_AIM OF THE EXERCISE_
Provide only the number of lines in the records below that include "volume".
═══
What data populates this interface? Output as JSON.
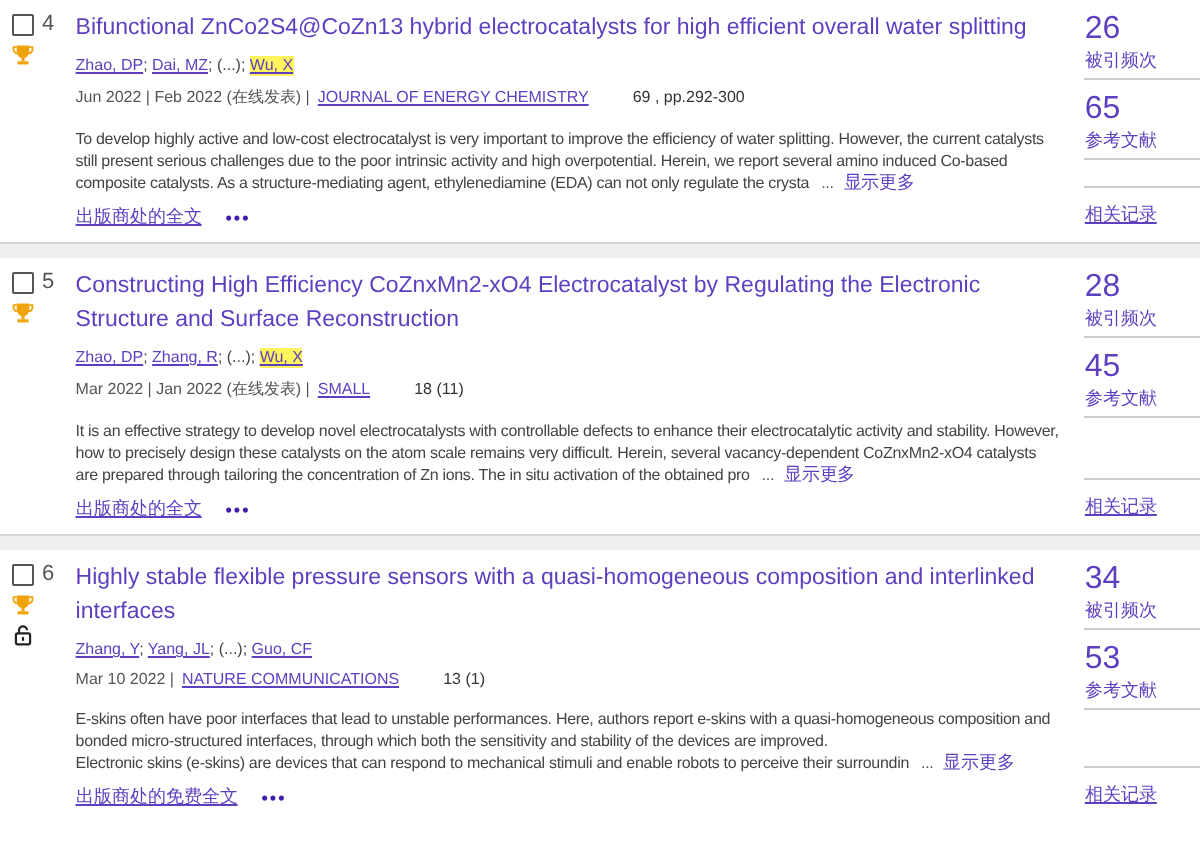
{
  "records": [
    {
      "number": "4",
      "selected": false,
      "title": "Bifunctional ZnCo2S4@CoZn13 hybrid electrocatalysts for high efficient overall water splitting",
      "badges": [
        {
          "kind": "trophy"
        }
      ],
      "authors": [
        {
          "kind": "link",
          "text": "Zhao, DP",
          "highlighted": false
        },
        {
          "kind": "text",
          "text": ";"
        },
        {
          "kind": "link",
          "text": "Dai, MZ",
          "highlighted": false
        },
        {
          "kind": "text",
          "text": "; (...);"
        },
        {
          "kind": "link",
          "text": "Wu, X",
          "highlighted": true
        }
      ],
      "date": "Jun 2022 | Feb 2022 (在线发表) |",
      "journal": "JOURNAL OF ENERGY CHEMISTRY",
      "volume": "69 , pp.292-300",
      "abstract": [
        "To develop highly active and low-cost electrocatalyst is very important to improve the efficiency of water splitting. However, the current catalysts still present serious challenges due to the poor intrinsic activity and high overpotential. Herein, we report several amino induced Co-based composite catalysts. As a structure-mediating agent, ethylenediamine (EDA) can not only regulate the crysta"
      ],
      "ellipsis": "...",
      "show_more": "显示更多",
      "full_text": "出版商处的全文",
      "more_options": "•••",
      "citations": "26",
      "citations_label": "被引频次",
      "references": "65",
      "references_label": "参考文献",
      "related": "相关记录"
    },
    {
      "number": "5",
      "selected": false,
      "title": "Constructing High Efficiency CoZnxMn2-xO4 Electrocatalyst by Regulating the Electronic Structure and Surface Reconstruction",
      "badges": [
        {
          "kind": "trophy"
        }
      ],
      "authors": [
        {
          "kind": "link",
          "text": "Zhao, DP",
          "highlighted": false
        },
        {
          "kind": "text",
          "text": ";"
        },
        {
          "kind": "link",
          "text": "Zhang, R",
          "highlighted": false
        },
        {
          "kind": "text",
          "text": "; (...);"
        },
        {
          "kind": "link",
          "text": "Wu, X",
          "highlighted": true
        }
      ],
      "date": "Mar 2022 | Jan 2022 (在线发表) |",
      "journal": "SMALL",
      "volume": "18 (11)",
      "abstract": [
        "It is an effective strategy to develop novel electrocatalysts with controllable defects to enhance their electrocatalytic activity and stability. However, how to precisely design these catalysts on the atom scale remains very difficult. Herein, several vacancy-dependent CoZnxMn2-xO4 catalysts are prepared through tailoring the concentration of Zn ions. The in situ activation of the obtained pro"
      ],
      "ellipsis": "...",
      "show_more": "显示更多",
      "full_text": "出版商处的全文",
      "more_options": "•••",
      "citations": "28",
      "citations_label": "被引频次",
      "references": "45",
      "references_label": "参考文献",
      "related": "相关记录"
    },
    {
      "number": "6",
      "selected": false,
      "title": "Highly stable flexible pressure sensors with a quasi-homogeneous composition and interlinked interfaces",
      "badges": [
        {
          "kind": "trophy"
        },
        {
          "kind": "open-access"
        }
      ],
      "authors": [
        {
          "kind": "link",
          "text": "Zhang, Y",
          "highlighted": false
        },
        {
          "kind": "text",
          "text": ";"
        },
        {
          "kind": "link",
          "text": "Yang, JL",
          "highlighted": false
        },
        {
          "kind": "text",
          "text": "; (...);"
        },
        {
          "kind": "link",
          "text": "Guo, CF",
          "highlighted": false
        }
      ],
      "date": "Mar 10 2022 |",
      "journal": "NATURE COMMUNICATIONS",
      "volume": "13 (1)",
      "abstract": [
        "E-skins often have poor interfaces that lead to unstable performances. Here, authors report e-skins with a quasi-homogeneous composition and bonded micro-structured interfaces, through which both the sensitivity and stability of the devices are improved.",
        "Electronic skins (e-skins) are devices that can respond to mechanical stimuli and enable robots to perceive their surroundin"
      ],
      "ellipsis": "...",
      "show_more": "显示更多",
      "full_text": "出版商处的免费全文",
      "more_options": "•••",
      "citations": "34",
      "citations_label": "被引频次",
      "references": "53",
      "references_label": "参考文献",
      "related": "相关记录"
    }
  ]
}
═══
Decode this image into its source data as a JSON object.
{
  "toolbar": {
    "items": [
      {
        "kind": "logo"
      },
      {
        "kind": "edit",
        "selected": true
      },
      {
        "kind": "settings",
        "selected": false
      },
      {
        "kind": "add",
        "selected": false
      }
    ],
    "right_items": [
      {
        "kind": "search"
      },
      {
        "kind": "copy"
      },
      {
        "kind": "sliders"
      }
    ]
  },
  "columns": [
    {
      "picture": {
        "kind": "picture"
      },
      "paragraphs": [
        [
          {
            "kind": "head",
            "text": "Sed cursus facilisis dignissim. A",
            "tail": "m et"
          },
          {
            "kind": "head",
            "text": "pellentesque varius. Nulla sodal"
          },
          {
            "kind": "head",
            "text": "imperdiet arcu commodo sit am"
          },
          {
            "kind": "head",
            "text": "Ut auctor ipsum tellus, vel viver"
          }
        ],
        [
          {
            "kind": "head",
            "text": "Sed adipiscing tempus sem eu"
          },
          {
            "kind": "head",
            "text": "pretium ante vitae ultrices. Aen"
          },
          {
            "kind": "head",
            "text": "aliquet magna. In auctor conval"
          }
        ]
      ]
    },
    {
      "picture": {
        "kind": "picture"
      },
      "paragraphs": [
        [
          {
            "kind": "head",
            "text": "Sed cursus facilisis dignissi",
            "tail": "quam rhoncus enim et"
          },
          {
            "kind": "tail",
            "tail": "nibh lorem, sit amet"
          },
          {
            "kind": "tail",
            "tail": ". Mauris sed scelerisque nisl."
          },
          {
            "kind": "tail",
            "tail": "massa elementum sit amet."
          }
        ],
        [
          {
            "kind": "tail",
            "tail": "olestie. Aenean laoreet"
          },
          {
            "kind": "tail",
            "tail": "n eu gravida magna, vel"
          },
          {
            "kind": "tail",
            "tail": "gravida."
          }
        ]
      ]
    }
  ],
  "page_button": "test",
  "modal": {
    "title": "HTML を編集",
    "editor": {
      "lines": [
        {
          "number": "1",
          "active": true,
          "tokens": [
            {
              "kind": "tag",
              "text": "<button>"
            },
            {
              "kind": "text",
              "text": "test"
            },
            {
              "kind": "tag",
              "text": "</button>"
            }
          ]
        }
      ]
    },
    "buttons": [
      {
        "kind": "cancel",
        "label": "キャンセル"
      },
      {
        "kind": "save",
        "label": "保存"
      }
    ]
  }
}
═══
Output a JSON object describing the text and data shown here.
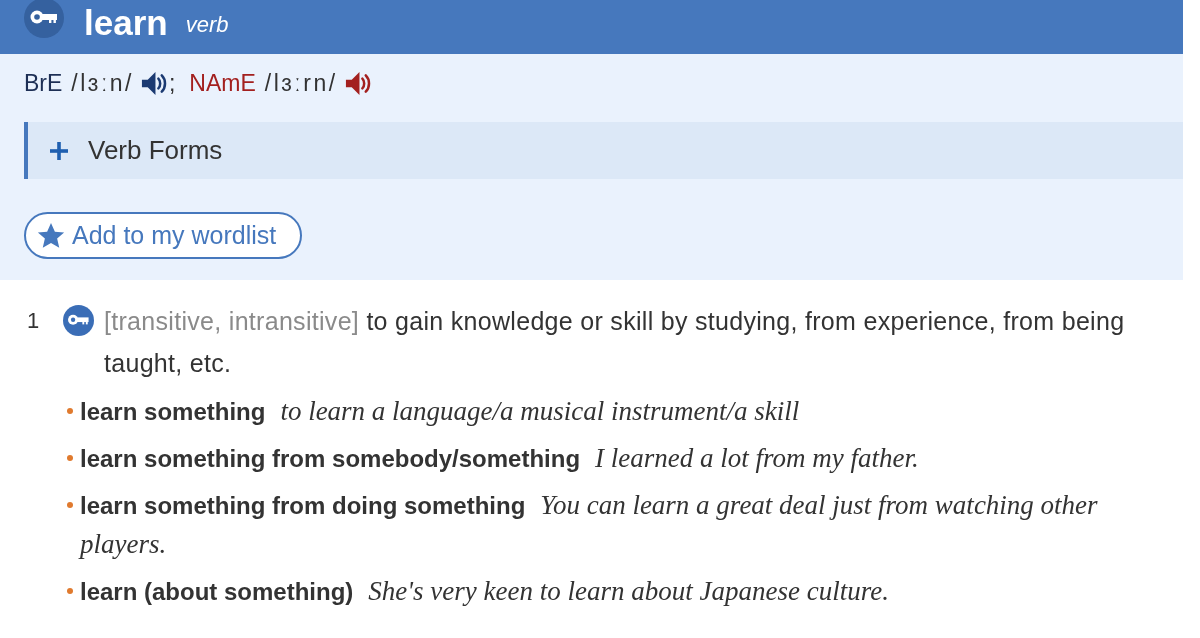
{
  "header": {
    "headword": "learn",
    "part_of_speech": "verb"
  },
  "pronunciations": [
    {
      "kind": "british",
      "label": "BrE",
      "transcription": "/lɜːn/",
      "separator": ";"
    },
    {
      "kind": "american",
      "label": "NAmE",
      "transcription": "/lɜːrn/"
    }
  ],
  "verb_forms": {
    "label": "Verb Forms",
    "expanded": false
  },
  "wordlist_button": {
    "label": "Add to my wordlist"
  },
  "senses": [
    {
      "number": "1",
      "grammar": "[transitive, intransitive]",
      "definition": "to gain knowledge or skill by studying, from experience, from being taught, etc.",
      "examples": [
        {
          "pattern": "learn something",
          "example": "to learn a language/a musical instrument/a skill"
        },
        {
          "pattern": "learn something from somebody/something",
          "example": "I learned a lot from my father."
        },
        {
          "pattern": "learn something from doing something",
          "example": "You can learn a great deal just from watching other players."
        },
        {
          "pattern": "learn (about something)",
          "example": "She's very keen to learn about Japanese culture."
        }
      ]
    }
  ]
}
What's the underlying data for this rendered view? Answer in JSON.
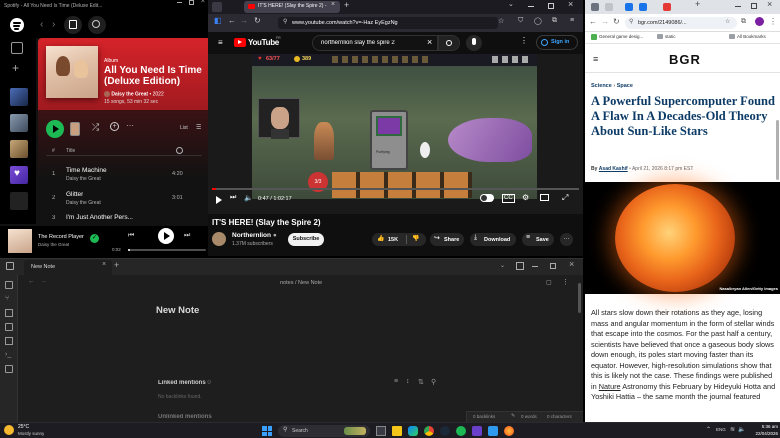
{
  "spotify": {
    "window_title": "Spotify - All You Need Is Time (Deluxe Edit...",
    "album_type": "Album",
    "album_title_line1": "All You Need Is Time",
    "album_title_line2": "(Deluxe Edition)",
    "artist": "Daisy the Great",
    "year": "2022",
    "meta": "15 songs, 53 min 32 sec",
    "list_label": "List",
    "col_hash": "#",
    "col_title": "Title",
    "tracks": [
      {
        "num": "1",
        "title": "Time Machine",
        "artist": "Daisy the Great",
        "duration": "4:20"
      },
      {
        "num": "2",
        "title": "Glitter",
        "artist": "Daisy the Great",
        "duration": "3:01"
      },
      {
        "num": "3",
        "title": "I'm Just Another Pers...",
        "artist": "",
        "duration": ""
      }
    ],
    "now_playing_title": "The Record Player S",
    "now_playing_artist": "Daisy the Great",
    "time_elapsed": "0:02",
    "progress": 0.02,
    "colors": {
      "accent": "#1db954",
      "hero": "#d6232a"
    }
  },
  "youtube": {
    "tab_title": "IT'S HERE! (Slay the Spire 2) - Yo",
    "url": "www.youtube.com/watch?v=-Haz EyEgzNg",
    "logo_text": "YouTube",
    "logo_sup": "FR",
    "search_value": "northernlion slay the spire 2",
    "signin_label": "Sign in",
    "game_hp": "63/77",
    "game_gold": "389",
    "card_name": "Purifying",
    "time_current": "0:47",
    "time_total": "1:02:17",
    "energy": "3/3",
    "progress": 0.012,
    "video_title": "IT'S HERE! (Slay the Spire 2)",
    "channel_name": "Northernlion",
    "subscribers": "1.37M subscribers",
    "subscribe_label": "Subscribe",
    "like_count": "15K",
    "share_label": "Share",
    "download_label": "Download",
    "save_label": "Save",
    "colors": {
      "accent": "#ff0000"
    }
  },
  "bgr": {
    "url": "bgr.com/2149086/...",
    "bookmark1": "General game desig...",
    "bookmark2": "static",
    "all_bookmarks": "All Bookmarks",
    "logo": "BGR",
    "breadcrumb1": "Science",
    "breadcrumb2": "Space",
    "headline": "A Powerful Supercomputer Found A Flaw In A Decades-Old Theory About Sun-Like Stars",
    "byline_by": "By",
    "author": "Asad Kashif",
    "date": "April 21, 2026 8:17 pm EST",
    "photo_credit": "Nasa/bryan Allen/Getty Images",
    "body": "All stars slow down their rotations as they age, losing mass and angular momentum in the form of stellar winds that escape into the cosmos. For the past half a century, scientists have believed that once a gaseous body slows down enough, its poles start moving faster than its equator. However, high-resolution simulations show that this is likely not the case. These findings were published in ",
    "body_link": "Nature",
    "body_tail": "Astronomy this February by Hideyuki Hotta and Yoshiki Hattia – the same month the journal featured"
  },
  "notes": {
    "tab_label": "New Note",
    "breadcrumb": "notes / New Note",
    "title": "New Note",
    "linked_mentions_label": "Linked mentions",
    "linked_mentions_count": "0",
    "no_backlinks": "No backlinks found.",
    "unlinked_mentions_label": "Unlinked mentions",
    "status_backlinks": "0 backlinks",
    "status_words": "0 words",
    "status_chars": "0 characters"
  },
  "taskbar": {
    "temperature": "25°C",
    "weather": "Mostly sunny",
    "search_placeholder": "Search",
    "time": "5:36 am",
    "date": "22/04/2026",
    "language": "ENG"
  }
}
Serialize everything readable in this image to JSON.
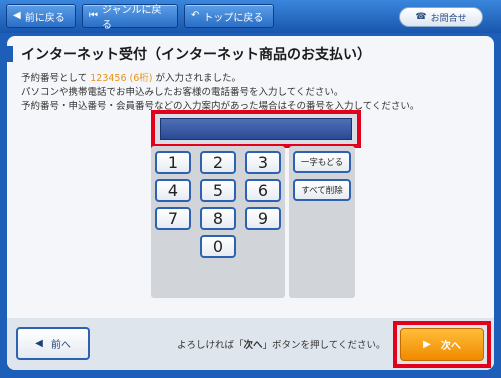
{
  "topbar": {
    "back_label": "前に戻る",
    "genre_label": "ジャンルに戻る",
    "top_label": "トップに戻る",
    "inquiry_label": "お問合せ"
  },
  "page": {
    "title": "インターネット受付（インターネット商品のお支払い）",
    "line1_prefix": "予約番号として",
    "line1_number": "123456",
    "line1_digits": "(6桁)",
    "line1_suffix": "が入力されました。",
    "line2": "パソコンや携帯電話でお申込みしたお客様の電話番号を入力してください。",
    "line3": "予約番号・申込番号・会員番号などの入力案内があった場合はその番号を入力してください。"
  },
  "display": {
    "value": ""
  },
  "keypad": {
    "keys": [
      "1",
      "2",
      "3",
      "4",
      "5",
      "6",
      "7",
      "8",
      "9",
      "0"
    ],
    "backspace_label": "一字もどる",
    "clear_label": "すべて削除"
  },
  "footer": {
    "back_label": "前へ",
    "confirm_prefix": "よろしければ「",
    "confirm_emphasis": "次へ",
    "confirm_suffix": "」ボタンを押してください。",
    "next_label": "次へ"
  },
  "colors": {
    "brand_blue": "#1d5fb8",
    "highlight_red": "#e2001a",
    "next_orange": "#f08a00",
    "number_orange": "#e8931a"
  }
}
═══
_THE SOLUTION_
3